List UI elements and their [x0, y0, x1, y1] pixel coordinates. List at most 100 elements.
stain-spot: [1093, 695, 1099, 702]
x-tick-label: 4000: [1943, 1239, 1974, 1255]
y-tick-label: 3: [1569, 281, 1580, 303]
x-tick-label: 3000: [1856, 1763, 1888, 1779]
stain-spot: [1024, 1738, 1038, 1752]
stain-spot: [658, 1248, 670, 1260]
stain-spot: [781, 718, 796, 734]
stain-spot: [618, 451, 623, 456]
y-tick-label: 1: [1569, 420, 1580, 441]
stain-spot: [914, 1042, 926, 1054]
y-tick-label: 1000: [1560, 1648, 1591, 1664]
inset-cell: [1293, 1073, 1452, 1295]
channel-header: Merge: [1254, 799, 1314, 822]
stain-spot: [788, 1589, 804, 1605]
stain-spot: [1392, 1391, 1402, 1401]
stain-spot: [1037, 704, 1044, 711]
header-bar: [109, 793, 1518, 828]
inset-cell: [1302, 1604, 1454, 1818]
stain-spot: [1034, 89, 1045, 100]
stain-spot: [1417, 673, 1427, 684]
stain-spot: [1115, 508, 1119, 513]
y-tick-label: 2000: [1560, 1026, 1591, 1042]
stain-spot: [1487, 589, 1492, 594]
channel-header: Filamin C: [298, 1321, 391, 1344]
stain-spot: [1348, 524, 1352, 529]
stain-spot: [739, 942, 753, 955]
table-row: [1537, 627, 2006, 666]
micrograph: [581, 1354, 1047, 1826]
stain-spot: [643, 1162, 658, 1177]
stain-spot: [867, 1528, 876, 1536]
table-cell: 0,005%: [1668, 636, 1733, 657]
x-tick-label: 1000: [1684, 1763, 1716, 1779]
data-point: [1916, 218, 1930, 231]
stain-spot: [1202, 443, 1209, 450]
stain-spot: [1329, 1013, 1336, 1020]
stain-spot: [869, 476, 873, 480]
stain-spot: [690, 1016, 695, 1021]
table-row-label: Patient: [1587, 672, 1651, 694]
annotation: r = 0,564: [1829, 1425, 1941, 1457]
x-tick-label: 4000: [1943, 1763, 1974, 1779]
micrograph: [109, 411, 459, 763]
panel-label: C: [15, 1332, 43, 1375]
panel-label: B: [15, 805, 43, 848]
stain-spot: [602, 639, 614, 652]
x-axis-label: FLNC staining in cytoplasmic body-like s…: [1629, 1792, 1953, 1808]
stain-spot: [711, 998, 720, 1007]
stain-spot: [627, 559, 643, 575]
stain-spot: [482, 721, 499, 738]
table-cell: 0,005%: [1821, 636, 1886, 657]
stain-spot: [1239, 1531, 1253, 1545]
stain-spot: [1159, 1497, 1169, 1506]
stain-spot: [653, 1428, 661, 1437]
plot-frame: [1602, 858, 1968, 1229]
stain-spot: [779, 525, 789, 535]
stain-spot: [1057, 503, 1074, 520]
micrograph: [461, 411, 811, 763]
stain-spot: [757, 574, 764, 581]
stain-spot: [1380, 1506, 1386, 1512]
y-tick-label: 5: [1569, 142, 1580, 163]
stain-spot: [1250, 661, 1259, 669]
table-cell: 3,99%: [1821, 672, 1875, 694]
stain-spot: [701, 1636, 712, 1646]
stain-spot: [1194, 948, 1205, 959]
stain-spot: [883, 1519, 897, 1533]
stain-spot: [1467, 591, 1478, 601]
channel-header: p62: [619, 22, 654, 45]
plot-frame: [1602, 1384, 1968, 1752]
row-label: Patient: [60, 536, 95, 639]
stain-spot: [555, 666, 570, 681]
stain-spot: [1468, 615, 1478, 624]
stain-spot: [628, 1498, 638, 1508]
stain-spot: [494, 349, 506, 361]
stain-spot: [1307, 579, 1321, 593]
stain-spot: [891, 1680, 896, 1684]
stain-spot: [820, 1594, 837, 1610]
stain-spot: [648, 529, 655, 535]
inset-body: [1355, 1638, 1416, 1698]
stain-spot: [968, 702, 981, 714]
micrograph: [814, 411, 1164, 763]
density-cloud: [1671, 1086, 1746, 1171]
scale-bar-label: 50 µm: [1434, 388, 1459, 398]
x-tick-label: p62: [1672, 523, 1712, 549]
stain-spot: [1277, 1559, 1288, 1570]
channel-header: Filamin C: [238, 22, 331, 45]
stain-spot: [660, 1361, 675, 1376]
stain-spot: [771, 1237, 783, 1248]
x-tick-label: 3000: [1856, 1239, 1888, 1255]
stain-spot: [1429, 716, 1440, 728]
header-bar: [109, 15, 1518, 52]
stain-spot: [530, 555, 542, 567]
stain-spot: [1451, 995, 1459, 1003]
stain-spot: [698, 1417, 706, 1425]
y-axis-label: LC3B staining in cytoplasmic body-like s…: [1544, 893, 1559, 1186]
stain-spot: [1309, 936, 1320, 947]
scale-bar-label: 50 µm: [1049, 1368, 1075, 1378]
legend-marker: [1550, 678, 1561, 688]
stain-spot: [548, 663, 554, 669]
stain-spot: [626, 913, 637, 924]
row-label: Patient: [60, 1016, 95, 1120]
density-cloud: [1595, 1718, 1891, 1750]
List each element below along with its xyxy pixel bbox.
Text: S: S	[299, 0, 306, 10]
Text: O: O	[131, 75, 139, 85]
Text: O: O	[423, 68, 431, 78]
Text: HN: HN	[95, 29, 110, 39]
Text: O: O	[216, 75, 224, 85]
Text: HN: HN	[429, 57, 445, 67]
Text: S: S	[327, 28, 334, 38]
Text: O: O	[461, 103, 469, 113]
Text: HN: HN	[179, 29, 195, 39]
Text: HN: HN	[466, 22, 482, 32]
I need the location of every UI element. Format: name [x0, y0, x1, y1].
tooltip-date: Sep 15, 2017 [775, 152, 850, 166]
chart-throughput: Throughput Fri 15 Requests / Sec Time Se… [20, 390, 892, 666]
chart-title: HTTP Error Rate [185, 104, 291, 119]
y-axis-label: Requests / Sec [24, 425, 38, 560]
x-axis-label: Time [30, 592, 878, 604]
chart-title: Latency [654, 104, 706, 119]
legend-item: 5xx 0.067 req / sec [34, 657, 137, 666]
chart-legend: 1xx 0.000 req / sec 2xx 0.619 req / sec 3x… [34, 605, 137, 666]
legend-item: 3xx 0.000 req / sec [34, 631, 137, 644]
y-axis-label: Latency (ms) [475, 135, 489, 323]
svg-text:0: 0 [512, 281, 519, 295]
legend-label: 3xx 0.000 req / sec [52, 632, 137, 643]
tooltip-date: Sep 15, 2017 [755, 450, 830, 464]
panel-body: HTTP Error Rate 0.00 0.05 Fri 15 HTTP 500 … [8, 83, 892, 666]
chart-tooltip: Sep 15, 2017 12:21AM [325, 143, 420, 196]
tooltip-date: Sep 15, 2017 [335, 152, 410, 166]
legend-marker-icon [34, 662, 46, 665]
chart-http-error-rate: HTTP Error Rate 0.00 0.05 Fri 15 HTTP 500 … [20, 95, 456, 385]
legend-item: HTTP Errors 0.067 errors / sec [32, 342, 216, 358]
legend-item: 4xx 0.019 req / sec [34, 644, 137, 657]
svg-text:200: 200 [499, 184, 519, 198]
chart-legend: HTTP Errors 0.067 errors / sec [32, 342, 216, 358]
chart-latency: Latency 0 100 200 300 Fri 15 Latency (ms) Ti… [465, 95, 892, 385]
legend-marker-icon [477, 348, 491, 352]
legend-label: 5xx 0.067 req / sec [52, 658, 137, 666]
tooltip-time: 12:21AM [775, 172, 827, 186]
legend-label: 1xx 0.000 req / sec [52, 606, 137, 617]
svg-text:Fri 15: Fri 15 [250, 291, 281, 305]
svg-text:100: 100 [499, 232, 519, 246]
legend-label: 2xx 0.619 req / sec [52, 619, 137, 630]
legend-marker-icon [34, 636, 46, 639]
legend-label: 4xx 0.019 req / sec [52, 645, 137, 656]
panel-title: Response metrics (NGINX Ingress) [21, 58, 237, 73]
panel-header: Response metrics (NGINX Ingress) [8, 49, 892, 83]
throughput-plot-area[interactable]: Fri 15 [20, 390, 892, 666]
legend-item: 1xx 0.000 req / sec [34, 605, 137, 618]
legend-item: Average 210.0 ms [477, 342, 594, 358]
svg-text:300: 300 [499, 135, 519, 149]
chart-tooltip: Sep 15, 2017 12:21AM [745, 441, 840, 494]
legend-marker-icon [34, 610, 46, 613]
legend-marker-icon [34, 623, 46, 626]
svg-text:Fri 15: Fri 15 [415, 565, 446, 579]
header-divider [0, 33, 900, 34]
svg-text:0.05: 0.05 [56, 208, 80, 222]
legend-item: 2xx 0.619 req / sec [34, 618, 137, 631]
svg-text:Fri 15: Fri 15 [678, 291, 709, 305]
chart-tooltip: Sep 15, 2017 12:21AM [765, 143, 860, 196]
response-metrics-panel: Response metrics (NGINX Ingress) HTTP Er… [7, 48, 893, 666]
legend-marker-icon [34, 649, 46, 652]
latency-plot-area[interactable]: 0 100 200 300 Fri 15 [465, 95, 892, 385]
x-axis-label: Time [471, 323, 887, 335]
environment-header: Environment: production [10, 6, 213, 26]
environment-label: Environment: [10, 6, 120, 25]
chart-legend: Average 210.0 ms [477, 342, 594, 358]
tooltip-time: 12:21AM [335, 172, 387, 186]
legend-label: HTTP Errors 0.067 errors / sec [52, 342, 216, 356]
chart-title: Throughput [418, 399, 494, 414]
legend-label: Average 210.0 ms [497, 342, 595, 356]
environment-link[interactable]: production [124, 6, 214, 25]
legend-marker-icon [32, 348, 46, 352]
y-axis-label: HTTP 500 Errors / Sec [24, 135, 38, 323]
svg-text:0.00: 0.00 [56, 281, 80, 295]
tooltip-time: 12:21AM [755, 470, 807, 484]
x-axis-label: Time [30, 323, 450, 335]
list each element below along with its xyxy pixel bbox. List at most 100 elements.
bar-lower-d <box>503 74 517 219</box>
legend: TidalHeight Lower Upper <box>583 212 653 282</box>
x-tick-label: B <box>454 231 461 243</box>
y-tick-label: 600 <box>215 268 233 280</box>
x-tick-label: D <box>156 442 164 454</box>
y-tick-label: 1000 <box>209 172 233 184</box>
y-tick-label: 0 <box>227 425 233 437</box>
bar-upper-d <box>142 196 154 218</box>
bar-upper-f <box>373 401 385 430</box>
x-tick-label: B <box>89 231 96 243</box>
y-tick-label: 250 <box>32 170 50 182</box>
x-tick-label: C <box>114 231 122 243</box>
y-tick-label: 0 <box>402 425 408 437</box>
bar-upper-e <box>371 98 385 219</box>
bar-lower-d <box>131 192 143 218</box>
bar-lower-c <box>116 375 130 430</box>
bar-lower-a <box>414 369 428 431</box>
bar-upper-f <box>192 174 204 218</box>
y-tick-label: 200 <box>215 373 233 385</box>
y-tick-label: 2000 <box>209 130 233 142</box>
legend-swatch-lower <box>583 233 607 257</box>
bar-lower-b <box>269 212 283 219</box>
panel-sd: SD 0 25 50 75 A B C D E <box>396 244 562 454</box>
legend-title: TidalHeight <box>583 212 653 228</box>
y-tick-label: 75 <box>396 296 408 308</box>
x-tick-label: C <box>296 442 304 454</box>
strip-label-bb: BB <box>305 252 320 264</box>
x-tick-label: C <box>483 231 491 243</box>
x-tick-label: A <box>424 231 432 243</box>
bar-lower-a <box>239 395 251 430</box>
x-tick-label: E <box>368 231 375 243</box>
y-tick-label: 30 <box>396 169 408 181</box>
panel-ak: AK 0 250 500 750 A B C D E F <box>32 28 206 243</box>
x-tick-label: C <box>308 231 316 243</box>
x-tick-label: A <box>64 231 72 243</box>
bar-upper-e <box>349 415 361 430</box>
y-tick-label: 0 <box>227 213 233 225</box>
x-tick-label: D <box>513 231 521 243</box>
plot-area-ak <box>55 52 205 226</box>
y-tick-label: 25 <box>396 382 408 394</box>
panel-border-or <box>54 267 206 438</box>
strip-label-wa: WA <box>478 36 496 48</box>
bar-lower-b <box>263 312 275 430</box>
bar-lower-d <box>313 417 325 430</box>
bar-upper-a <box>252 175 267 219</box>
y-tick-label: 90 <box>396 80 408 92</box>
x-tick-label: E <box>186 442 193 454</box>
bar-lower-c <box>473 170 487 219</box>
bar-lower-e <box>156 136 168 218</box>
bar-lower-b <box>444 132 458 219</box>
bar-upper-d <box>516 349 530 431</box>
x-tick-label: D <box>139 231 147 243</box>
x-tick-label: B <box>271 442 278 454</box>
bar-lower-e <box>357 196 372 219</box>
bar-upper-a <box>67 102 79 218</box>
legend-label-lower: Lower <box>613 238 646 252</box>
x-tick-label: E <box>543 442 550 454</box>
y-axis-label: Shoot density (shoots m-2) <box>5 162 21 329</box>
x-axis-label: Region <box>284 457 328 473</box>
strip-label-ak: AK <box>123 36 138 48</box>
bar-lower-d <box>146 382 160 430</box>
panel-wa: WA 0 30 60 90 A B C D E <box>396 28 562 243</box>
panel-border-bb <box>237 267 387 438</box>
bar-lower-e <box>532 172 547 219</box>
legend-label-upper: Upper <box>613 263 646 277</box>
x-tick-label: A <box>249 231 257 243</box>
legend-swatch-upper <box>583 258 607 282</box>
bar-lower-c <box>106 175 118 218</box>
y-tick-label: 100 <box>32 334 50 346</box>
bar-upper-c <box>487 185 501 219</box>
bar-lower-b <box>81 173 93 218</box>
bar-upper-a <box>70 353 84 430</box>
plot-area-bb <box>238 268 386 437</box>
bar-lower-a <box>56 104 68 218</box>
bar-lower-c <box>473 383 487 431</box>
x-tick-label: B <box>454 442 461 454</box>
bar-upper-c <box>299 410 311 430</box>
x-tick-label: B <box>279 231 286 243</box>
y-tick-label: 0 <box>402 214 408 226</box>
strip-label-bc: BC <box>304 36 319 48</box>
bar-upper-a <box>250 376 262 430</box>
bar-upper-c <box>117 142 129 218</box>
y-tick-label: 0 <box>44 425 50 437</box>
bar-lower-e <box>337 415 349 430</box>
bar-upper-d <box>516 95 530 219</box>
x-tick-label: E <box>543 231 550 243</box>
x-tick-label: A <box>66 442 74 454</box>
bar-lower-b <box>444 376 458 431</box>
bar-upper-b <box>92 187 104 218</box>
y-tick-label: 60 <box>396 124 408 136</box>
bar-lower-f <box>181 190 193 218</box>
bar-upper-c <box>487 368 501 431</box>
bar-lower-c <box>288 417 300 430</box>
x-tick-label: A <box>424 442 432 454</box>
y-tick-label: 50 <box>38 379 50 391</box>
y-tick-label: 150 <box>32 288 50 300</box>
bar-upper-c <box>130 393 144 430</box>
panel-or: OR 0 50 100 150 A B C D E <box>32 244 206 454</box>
+++++
• _Exercise goal_:
Express the lines above as a JSON list of strings, one string per line with blank lines left out, starting at the first line and ending at the line that contains "stain-spot: [1417, 673, 1427, 684]".

• _Complete output_:
[
  "List UI elements and their [x0, y0, x1, y1] pixel coordinates. List at most 100 elements.",
  "stain-spot: [1093, 695, 1099, 702]",
  "x-tick-label: 4000: [1943, 1239, 1974, 1255]",
  "y-tick-label: 3: [1569, 281, 1580, 303]",
  "x-tick-label: 3000: [1856, 1763, 1888, 1779]",
  "stain-spot: [1024, 1738, 1038, 1752]",
  "stain-spot: [658, 1248, 670, 1260]",
  "stain-spot: [781, 718, 796, 734]",
  "stain-spot: [618, 451, 623, 456]",
  "y-tick-label: 1: [1569, 420, 1580, 441]",
  "stain-spot: [914, 1042, 926, 1054]",
  "y-tick-label: 1000: [1560, 1648, 1591, 1664]",
  "inset-cell: [1293, 1073, 1452, 1295]",
  "channel-header: Merge: [1254, 799, 1314, 822]",
  "stain-spot: [788, 1589, 804, 1605]",
  "stain-spot: [1392, 1391, 1402, 1401]",
  "stain-spot: [1037, 704, 1044, 711]",
  "header-bar: [109, 793, 1518, 828]",
  "inset-cell: [1302, 1604, 1454, 1818]",
  "stain-spot: [1034, 89, 1045, 100]",
  "stain-spot: [1417, 673, 1427, 684]"
]